> _DATA ROWS_
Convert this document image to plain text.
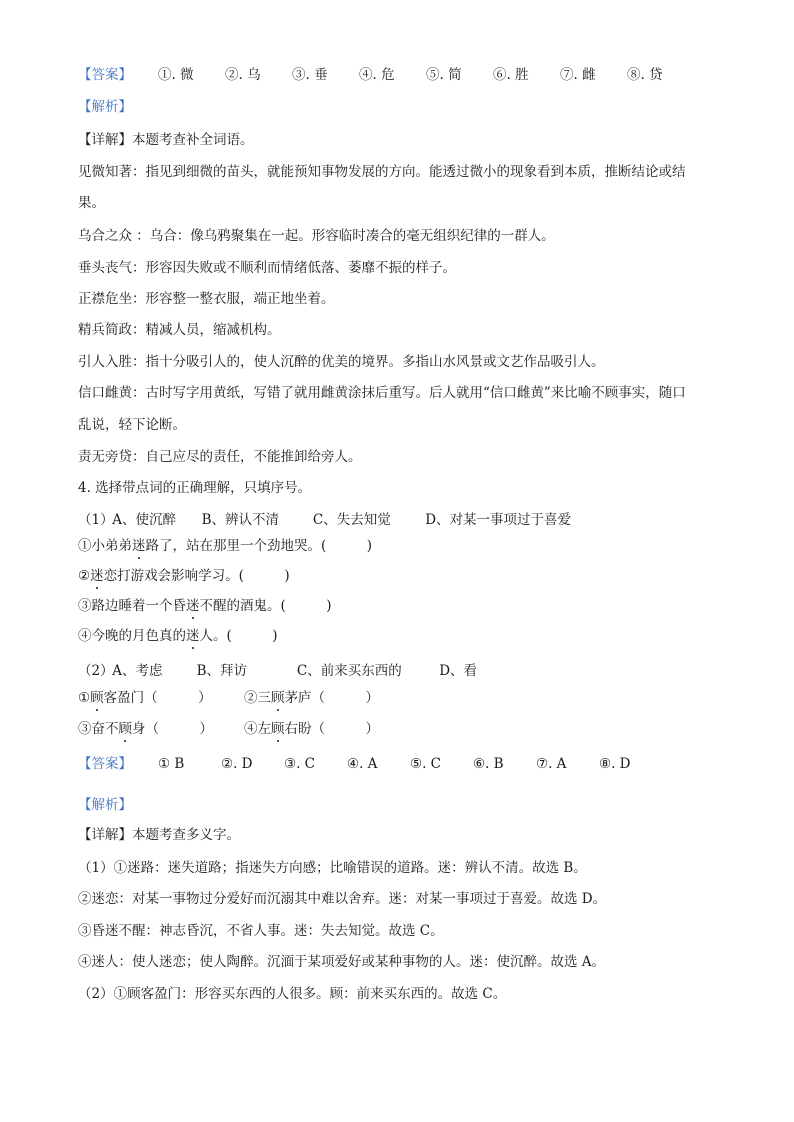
【答案】	①. 微	②. 乌	③. 垂	④. 危	⑤. 简	⑥. 胜	⑦. 雌	⑧. 贷
【解析】
【详解】本题考查补全词语。
见微知著：指见到细微的苗头，就能预知事物发展的方向。能透过微小的现象看到本质，推断结论或结
果。
乌合之众 ：乌合：像乌鸦聚集在一起。形容临时凑合的毫无组织纪律的一群人。
垂头丧气：形容因失败或不顺利而情绪低落、萎靡不振的样子。
正襟危坐：形容整一整衣服，端正地坐着。
精兵简政：精减人员，缩减机构。
引人入胜：指十分吸引人的，使人沉醉的优美的境界。多指山水风景或文艺作品吸引人。
信口雌黄：古时写字用黄纸，写错了就用雌黄涂抹后重写。后人就用“信口雌黄”来比喻不顾事实，随口
乱说，轻下论断。
责无旁贷：自己应尽的责任，不能推卸给旁人。
4. 选择带点词的正确理解，只填序号。
（1） A、使沉醉 B、辨认不清	C、失去知觉	D、对某一事项过于喜爱
①小弟弟迷路了，站在那里一个劲地哭。(　　　)
②迷恋打游戏会影响学习。(　　　)
③路边睡着一个昏迷不醒的酒鬼。(　　　)
④今晚的月色真的迷人。(　　　)
（2） A、考虑	B、拜访	C、前来买东西的	D、看
①顾客盈门（　　　） ②三顾茅庐（　　　）
③奋不顾身（　　　） ④左顾右盼（　　　）
【答案】	① B	②. D	③. C	④. A	⑤. C	⑥. B	⑦. A	⑧. D
【解析】
【详解】本题考查多义字。
（1）①迷路：迷失道路；指迷失方向感；比喻错误的道路。迷：辨认不清。故选 B。
②迷恋：对某一事物过分爱好而沉溺其中难以舍弃。迷：对某一事项过于喜爱。故选 D。
③昏迷不醒：神志昏沉，不省人事。迷：失去知觉。故选 C。
④迷人：使人迷恋；使人陶醉。沉湎于某项爱好或某种事物的人。迷：使沉醉。故选 A。
（2）①顾客盈门：形容买东西的人很多。顾：前来买东西的。故选 C。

> _WORK TO BE COMPLETED_
Please set down each line of the data above exactly as written, without the pictures.

> _SOLUTION FOR THIS EXERCISE_
Convert this document image to plain text.
【答案】	①. 微	②. 乌	③. 垂	④. 危	⑤. 简	⑥. 胜	⑦. 雌	⑧. 贷
【解析】
【详解】本题考查补全词语。
见微知著：指见到细微的苗头，就能预知事物发展的方向。能透过微小的现象看到本质，推断结论或结
果。
乌合之众 ：乌合：像乌鸦聚集在一起。形容临时凑合的毫无组织纪律的一群人。
垂头丧气：形容因失败或不顺利而情绪低落、萎靡不振的样子。
正襟危坐：形容整一整衣服，端正地坐着。
精兵简政：精减人员，缩减机构。
引人入胜：指十分吸引人的，使人沉醉的优美的境界。多指山水风景或文艺作品吸引人。
信口雌黄：古时写字用黄纸，写错了就用雌黄涂抹后重写。后人就用“信口雌黄”来比喻不顾事实，随口
乱说，轻下论断。
责无旁贷：自己应尽的责任，不能推卸给旁人。
4. 选择带点词的正确理解，只填序号。
（1） A、使沉醉 B、辨认不清	C、失去知觉	D、对某一事项过于喜爱
①小弟弟迷路了，站在那里一个劲地哭。(　　　)
②迷恋打游戏会影响学习。(　　　)
③路边睡着一个昏迷不醒的酒鬼。(　　　)
④今晚的月色真的迷人。(　　　)
（2） A、考虑	B、拜访	C、前来买东西的	D、看
①顾客盈门（　　　） ②三顾茅庐（　　　）
③奋不顾身（　　　） ④左顾右盼（　　　）
【答案】	① B	②. D	③. C	④. A	⑤. C	⑥. B	⑦. A	⑧. D
【解析】
【详解】本题考查多义字。
（1）①迷路：迷失道路；指迷失方向感；比喻错误的道路。迷：辨认不清。故选 B。
②迷恋：对某一事物过分爱好而沉溺其中难以舍弃。迷：对某一事项过于喜爱。故选 D。
③昏迷不醒：神志昏沉，不省人事。迷：失去知觉。故选 C。
④迷人：使人迷恋；使人陶醉。沉湎于某项爱好或某种事物的人。迷：使沉醉。故选 A。
（2）①顾客盈门：形容买东西的人很多。顾：前来买东西的。故选 C。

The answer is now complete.